Data entries for graphics:
• • •
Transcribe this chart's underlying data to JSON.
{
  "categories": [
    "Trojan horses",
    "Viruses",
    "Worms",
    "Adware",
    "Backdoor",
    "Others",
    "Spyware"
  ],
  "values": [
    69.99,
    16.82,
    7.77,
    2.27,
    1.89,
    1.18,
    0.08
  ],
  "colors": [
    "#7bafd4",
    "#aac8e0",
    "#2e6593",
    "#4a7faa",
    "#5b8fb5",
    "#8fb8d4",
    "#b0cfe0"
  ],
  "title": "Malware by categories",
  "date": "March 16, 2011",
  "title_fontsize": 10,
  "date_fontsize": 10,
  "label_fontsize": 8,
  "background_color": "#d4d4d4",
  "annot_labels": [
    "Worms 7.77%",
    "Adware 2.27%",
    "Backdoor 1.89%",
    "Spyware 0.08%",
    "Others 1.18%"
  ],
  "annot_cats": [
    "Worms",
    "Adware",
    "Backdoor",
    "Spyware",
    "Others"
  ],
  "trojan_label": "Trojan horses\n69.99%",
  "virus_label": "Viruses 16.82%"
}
• • •
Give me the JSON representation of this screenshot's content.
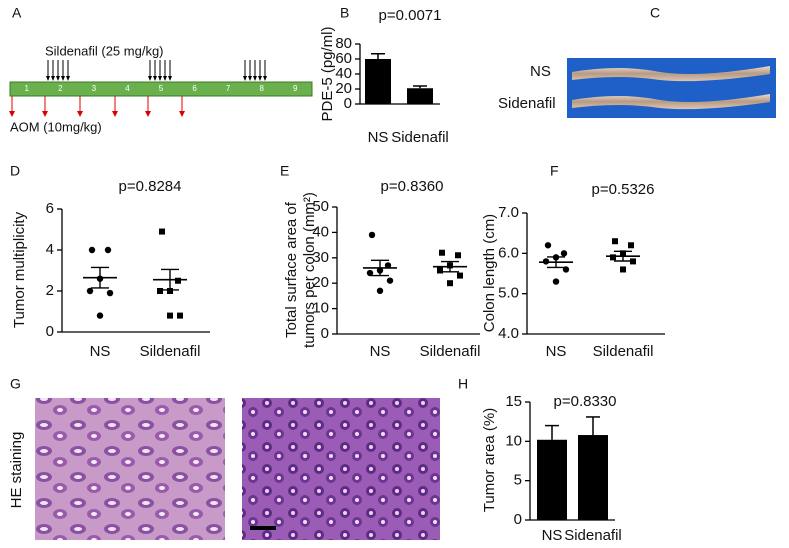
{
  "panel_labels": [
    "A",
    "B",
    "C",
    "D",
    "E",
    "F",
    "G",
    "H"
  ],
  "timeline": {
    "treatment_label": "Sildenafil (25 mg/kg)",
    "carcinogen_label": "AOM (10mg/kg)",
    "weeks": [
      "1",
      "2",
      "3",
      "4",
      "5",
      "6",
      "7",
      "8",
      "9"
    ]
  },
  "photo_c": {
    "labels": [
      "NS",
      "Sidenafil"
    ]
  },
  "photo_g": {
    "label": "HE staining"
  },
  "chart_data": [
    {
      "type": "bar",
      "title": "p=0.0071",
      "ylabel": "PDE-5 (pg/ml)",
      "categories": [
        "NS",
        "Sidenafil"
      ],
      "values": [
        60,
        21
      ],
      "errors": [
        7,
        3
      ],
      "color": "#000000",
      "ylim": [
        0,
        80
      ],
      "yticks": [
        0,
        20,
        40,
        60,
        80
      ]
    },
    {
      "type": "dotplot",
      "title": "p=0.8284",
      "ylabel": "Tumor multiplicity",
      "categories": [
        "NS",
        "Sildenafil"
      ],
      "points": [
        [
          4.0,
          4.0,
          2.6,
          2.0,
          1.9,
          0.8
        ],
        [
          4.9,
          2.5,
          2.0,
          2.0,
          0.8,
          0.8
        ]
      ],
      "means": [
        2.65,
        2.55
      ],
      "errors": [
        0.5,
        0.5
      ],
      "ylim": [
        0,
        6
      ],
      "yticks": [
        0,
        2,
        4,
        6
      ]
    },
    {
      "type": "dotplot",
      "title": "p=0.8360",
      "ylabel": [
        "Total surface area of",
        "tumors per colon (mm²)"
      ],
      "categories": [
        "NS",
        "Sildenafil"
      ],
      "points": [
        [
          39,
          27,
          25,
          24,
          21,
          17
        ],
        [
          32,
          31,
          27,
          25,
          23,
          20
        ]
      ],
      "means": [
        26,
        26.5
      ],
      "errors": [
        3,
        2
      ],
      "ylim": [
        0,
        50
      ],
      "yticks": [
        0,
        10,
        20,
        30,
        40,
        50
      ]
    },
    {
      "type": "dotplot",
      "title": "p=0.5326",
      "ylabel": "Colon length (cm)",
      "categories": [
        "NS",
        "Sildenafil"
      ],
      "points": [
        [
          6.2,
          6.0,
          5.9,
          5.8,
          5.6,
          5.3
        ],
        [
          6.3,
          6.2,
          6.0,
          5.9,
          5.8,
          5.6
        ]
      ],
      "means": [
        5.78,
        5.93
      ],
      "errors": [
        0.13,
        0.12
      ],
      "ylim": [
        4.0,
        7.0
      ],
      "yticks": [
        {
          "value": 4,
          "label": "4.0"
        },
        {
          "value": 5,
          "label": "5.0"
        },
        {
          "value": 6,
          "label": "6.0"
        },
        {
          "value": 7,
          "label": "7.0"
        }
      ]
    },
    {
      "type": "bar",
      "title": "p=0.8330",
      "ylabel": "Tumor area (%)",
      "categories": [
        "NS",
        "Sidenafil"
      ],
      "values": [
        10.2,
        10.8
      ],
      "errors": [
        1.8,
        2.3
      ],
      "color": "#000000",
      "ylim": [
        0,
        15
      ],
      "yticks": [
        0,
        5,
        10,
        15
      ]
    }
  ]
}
• • •
* **Your task**
Search the records for the word "Trojan", then list every line that has it.

* **Written answer**
    "Trojan horses",
  "trojan_label": "Trojan horses\n69.99%",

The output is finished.